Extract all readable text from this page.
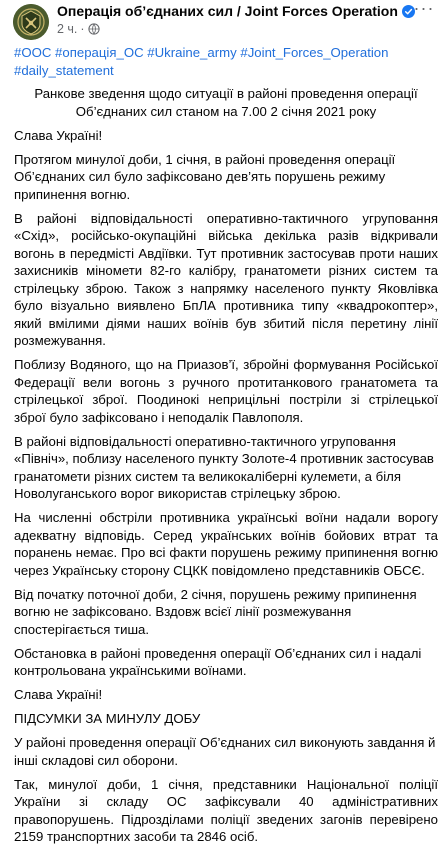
Операція об’єднаних сил / Joint Forces Operation
2 ч. ·
···

#ООС #операція_ОС #Ukraine_army #Joint_Forces_Operation #daily_statement

Ранкове зведення щодо ситуації в районі проведення операції Об’єднаних сил станом на 7.00 2 січня 2021 року

Слава Україні!

Протягом минулої доби, 1 січня, в районі проведення операції Об’єднаних сил було зафіксовано дев’ять порушень режиму припинення вогню.

В районі відповідальності оперативно-тактичного угруповання «Схід», російсько-окупаційні війська декілька разів відкривали вогонь в передмісті Авдіївки. Тут противник застосував проти наших захисників міномети 82-го калібру, гранатомети різних систем та стрілецьку зброю. Також з напрямку населеного пункту Яковлівка було візуально виявлено БпЛА противника типу «квадрокоптер», який вмілими діями наших воїнів був збитий після перетину лінії розмежування.

Поблизу Водяного, що на Приазов’ї, збройні формування Російської Федерації вели вогонь з ручного протитанкового гранатомета та стрілецької зброї. Поодинокі неприцільні постріли зі стрілецької зброї було зафіксовано і неподалік Павлополя.

В районі відповідальності оперативно-тактичного угруповання «Північ», поблизу населеного пункту Золоте-4 противник застосував гранатомети різних систем та великокаліберні кулемети, а біля Новолуганського ворог використав стрілецьку зброю.

На численні обстріли противника українські воїни надали ворогу адекватну відповідь. Серед українських воїнів бойових втрат та поранень немає. Про всі факти порушень режиму припинення вогню через Українську сторону СЦКК повідомлено представників ОБСЄ.

Від початку поточної доби, 2 січня, порушень режиму припинення вогню не зафіксовано. Вздовж всієї лінії розмежування спостерігається тиша.

Обстановка в районі проведення операції Об’єднаних сил і надалі контрольована українськими воїнами.

Слава Україні!

ПІДСУМКИ ЗА МИНУЛУ ДОБУ

У районі проведення операції Об’єднаних сил виконують завдання й інші складові сил оборони.

Так, минулої доби, 1 січня, представники Національної поліції України зі складу ОС зафіксували 40 адміністративних правопорушень. Підрозділами поліції зведених загонів перевірено 2159 транспортних засоби та 2846 осіб.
• • • • • • •
Each record should be quoted exactly, with the images omitted.

▶ _Output for this exercise_
Extract all readable text from this page.
Операція об’єднаних сил / Joint Forces Operation
2 ч. ·
···

#ООС #операція_ОС #Ukraine_army #Joint_Forces_Operation #daily_statement

Ранкове зведення щодо ситуації в районі проведення операції Об’єднаних сил станом на 7.00 2 січня 2021 року

Слава Україні!

Протягом минулої доби, 1 січня, в районі проведення операції Об’єднаних сил було зафіксовано дев’ять порушень режиму припинення вогню.

В районі відповідальності оперативно-тактичного угруповання «Схід», російсько-окупаційні війська декілька разів відкривали вогонь в передмісті Авдіївки. Тут противник застосував проти наших захисників міномети 82-го калібру, гранатомети різних систем та стрілецьку зброю. Також з напрямку населеного пункту Яковлівка було візуально виявлено БпЛА противника типу «квадрокоптер», який вмілими діями наших воїнів був збитий після перетину лінії розмежування.

Поблизу Водяного, що на Приазов’ї, збройні формування Російської Федерації вели вогонь з ручного протитанкового гранатомета та стрілецької зброї. Поодинокі неприцільні постріли зі стрілецької зброї було зафіксовано і неподалік Павлополя.

В районі відповідальності оперативно-тактичного угруповання «Північ», поблизу населеного пункту Золоте-4 противник застосував гранатомети різних систем та великокаліберні кулемети, а біля Новолуганського ворог використав стрілецьку зброю.

На численні обстріли противника українські воїни надали ворогу адекватну відповідь. Серед українських воїнів бойових втрат та поранень немає. Про всі факти порушень режиму припинення вогню через Українську сторону СЦКК повідомлено представників ОБСЄ.

Від початку поточної доби, 2 січня, порушень режиму припинення вогню не зафіксовано. Вздовж всієї лінії розмежування спостерігається тиша.

Обстановка в районі проведення операції Об’єднаних сил і надалі контрольована українськими воїнами.

Слава Україні!

ПІДСУМКИ ЗА МИНУЛУ ДОБУ

У районі проведення операції Об’єднаних сил виконують завдання й інші складові сил оборони.

Так, минулої доби, 1 січня, представники Національної поліції України зі складу ОС зафіксували 40 адміністративних правопорушень. Підрозділами поліції зведених загонів перевірено 2159 транспортних засоби та 2846 осіб.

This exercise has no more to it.